--- Start RECORD EXCERPTS ---

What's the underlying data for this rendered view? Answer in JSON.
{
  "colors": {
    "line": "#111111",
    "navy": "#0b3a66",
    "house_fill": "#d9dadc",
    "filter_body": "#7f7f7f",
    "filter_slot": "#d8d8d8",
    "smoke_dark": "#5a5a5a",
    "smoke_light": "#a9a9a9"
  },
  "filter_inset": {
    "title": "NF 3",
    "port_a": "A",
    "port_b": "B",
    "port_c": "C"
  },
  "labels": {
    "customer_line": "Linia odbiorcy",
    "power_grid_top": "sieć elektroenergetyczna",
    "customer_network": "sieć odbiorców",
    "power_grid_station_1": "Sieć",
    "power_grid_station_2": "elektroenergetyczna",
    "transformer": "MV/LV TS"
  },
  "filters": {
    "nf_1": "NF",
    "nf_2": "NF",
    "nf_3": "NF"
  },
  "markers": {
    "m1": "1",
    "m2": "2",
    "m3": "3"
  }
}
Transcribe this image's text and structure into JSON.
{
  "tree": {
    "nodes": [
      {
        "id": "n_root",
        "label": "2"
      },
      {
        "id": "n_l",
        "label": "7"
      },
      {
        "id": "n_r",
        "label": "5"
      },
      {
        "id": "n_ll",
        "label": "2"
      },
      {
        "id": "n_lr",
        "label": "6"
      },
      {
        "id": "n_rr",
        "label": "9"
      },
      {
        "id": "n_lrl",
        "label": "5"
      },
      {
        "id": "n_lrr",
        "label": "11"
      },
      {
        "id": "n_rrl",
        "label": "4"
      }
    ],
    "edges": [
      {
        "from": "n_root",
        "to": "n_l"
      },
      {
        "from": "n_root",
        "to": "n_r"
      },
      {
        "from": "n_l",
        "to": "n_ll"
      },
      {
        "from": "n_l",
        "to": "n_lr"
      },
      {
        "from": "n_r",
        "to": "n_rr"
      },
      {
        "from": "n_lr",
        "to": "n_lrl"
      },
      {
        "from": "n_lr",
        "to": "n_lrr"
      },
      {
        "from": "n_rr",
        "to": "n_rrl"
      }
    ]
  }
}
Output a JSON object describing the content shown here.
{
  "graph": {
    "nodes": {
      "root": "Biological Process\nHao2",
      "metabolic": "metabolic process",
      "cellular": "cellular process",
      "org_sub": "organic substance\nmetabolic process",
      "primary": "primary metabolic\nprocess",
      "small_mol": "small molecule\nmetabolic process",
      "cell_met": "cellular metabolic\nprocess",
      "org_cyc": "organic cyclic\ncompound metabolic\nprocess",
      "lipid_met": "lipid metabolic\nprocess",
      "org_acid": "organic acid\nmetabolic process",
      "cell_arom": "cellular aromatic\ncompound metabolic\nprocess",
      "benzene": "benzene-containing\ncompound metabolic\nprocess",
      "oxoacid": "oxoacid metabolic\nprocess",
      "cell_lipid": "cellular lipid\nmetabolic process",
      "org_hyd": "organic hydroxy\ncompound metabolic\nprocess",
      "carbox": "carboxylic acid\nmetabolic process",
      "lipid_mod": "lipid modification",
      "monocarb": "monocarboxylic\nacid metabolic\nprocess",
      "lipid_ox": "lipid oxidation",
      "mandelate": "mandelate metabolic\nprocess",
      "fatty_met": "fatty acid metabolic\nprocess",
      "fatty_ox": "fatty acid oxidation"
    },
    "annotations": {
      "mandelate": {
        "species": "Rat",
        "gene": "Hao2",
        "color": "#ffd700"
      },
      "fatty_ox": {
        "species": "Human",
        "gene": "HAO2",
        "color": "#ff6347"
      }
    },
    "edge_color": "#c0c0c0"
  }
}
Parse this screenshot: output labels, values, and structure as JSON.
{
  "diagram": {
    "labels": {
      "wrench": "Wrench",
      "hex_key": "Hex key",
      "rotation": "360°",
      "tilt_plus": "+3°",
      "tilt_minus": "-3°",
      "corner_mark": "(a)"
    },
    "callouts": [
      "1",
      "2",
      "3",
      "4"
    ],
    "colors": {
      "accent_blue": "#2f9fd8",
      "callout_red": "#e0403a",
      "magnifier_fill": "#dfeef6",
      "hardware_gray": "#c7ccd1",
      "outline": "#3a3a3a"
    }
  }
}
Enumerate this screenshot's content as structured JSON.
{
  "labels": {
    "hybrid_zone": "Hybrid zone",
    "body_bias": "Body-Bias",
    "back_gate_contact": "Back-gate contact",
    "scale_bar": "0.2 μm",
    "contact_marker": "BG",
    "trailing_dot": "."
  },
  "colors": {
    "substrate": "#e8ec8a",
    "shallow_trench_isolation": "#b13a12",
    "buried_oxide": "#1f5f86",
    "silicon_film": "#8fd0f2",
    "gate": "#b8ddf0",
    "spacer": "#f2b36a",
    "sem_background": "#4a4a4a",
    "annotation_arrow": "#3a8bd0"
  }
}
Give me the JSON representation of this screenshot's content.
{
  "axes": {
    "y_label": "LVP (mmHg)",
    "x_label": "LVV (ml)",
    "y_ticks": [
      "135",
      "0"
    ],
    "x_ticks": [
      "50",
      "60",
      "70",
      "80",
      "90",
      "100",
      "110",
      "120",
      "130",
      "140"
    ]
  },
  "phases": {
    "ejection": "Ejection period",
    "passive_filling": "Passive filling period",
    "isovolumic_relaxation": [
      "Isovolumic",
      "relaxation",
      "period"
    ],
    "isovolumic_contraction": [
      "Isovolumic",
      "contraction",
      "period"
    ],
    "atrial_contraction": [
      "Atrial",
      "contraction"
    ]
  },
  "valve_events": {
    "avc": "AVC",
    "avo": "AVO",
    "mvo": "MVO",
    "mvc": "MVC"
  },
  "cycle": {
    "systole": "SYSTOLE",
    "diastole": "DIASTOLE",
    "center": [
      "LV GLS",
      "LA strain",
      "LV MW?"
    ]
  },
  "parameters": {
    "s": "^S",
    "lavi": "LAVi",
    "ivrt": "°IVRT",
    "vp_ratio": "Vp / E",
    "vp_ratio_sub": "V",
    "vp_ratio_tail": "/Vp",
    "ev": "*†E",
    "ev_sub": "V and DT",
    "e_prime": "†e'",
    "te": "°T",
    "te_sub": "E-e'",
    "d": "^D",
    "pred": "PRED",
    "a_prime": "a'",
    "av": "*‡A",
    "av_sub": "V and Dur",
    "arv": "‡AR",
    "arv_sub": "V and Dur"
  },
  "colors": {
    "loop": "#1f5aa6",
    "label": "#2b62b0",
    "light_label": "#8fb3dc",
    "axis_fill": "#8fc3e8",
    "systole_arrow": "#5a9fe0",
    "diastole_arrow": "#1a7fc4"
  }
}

--- End RECORD EXCERPTS ---

**GIVEN REQUEST**
Across the preceding material, how many lines contain the word "screenshot"? State the number alone.

**RESPONSE FOR THIS EXERCISE**
3